#### Input for this task
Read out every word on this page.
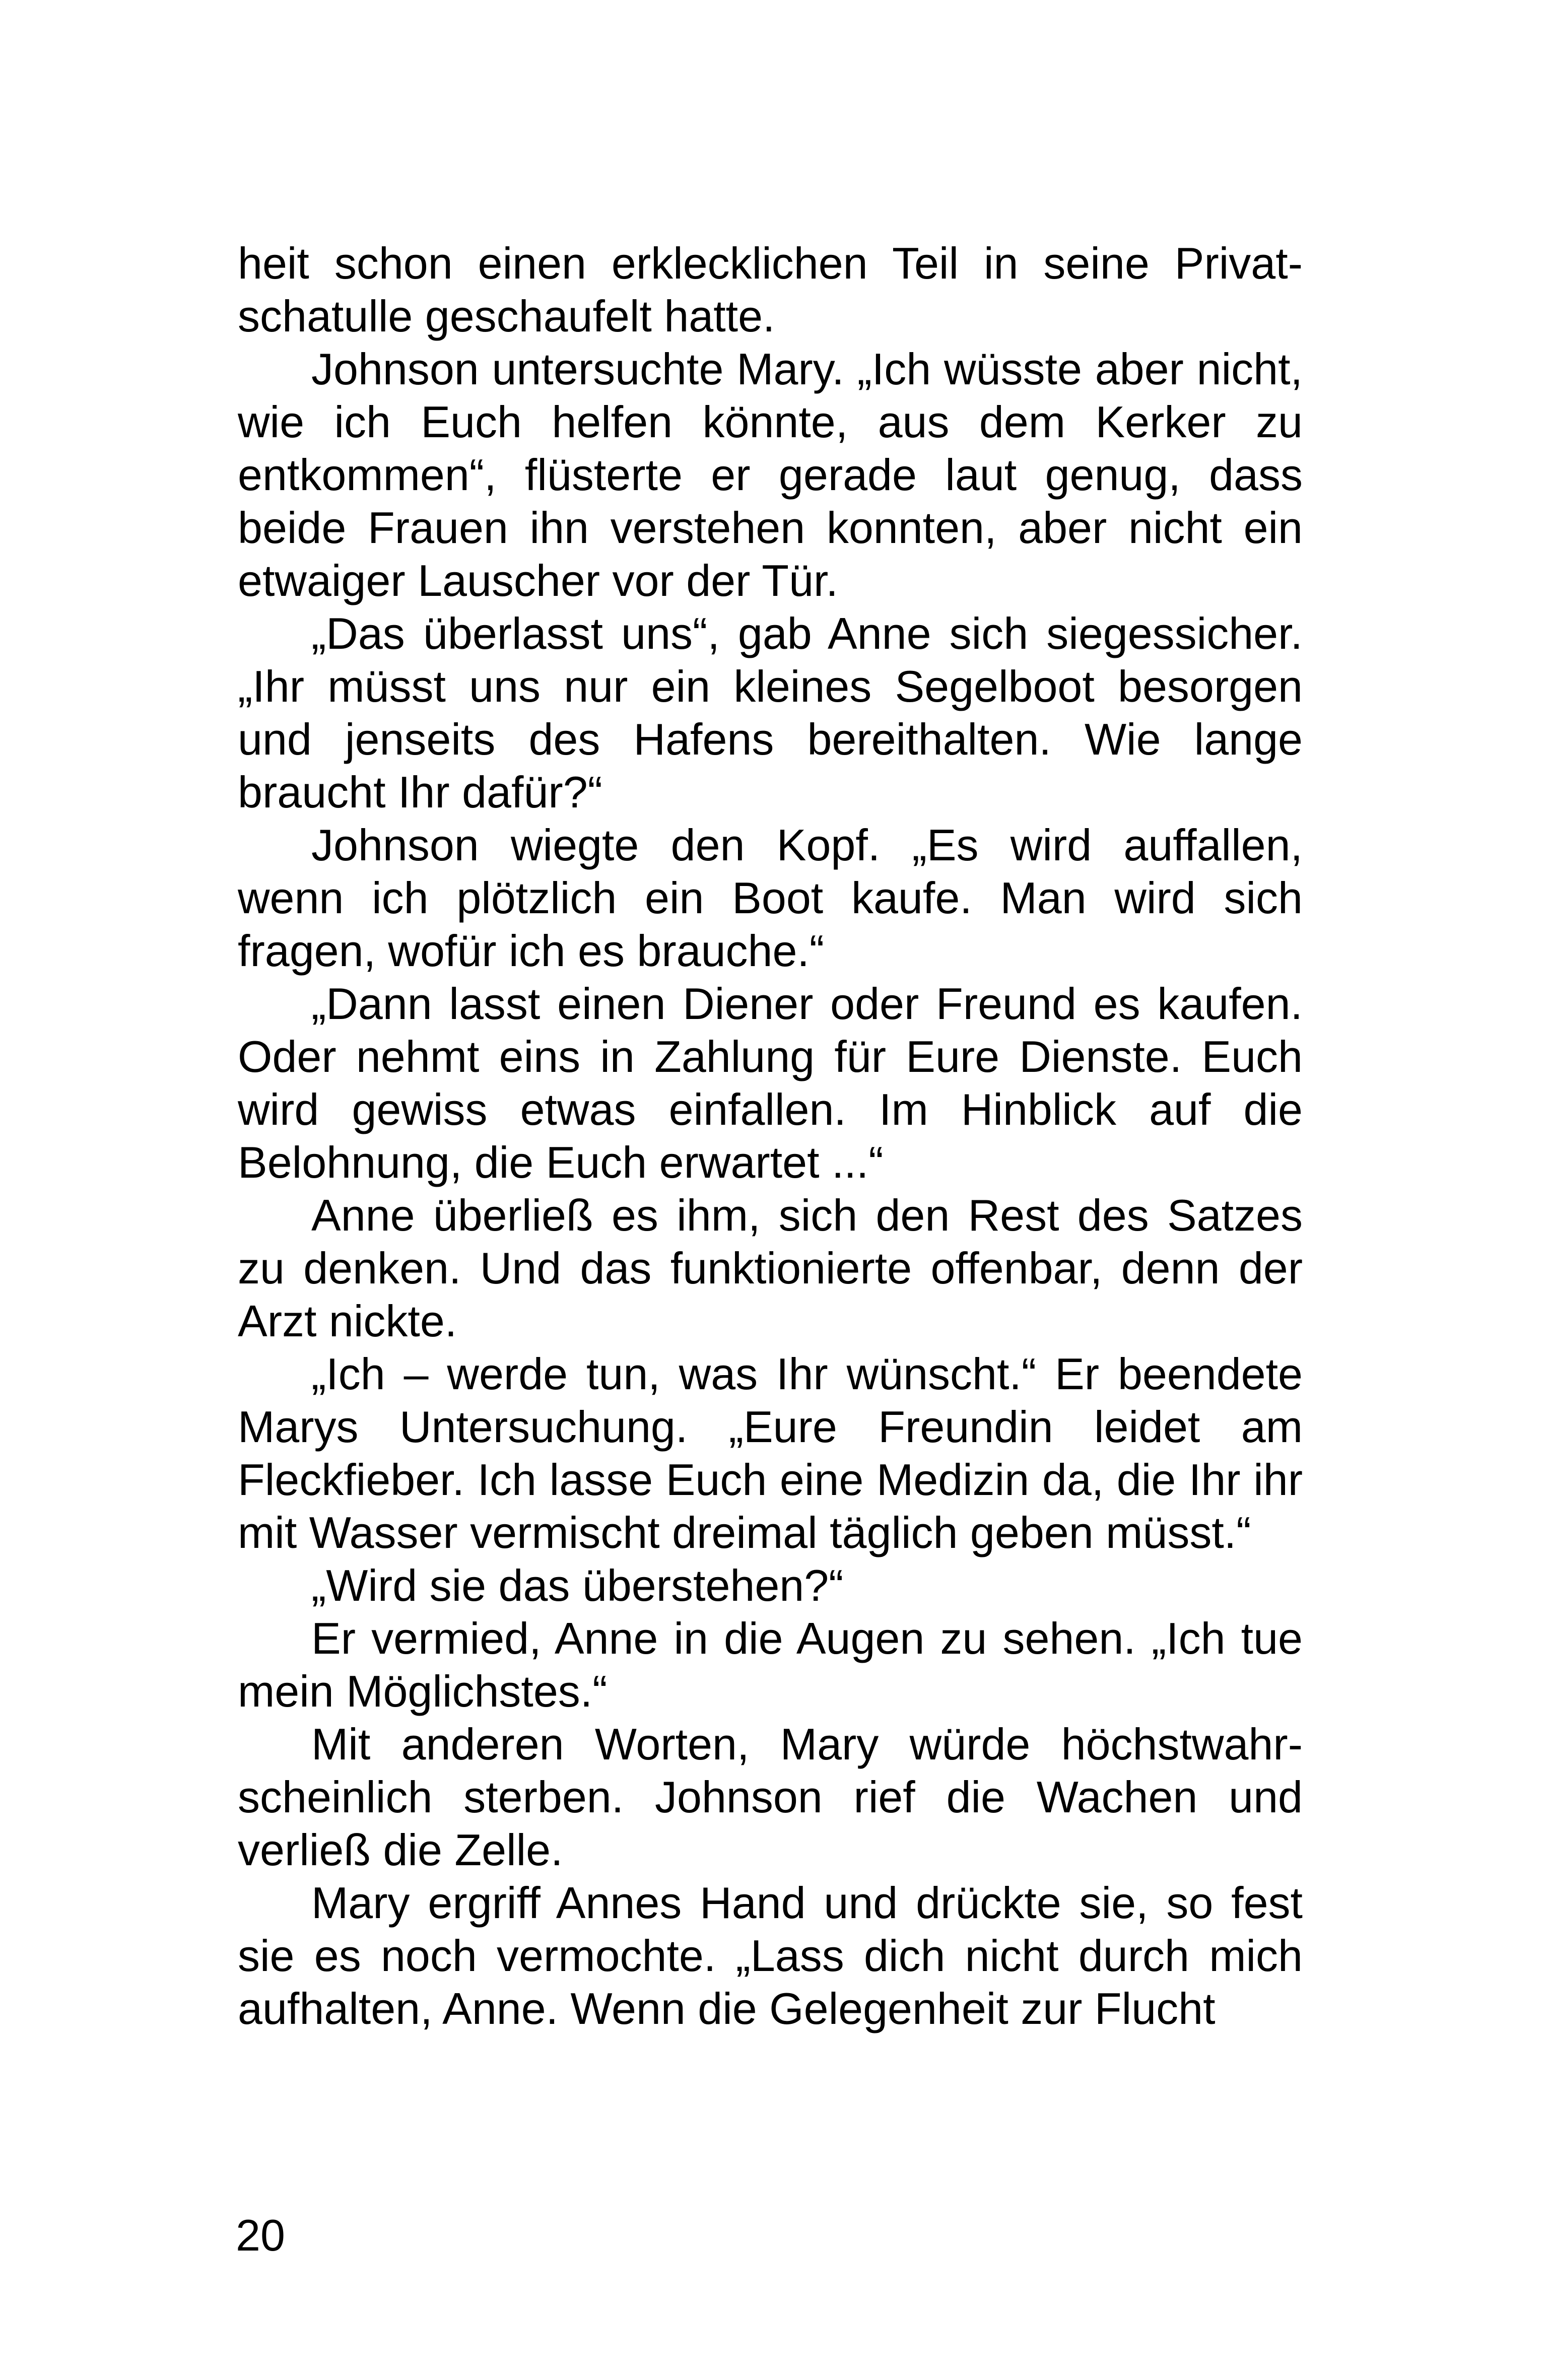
heit schon einen erklecklichen Teil in seine Privatschatulle geschaufelt hatte.

Johnson untersuchte Mary. „Ich wüsste aber nicht, wie ich Euch helfen könnte, aus dem Kerker zu entkommen“, flüsterte er gerade laut genug, dass beide Frauen ihn verstehen konnten, aber nicht ein etwaiger Lauscher vor der Tür.

„Das überlasst uns“, gab Anne sich siegessicher. „Ihr müsst uns nur ein kleines Segelboot besorgen und jenseits des Hafens bereithalten. Wie lange braucht Ihr dafür?“

Johnson wiegte den Kopf. „Es wird auffallen, wenn ich plötzlich ein Boot kaufe. Man wird sich fragen, wofür ich es brauche.“

„Dann lasst einen Diener oder Freund es kaufen. Oder nehmt eins in Zahlung für Eure Dienste. Euch wird gewiss etwas einfallen. Im Hinblick auf die Belohnung, die Euch erwartet ...“

Anne überließ es ihm, sich den Rest des Satzes zu denken. Und das funktionierte offenbar, denn der Arzt nickte.

„Ich – werde tun, was Ihr wünscht.“ Er beendete Marys Untersuchung. „Eure Freundin leidet am Fleckfieber. Ich lasse Euch eine Medizin da, die Ihr ihr mit Wasser vermischt dreimal täglich geben müsst.“

„Wird sie das überstehen?“

Er vermied, Anne in die Augen zu sehen. „Ich tue mein Möglichstes.“

Mit anderen Worten, Mary würde höchstwahrscheinlich sterben. Johnson rief die Wachen und verließ die Zelle.

Mary ergriff Annes Hand und drückte sie, so fest sie es noch vermochte. „Lass dich nicht durch mich aufhalten, Anne. Wenn die Gelegenheit zur Flucht

20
########
Given task — From the records, copy every line that has the string "Anne" in it.

Exercise result —
„Das überlasst uns“, gab Anne sich siegessicher. „Ihr müsst uns nur ein kleines Segelboot besorgen und jenseits des Hafens bereithalten. Wie lange braucht Ihr dafür?“
Anne überließ es ihm, sich den Rest des Satzes zu denken. Und das funktionierte offenbar, denn der Arzt nickte.
Er vermied, Anne in die Augen zu sehen. „Ich tue mein Möglichstes.“
Mary ergriff Annes Hand und drückte sie, so fest sie es noch vermochte. „Lass dich nicht durch mich aufhalten, Anne. Wenn die Gelegenheit zur Flucht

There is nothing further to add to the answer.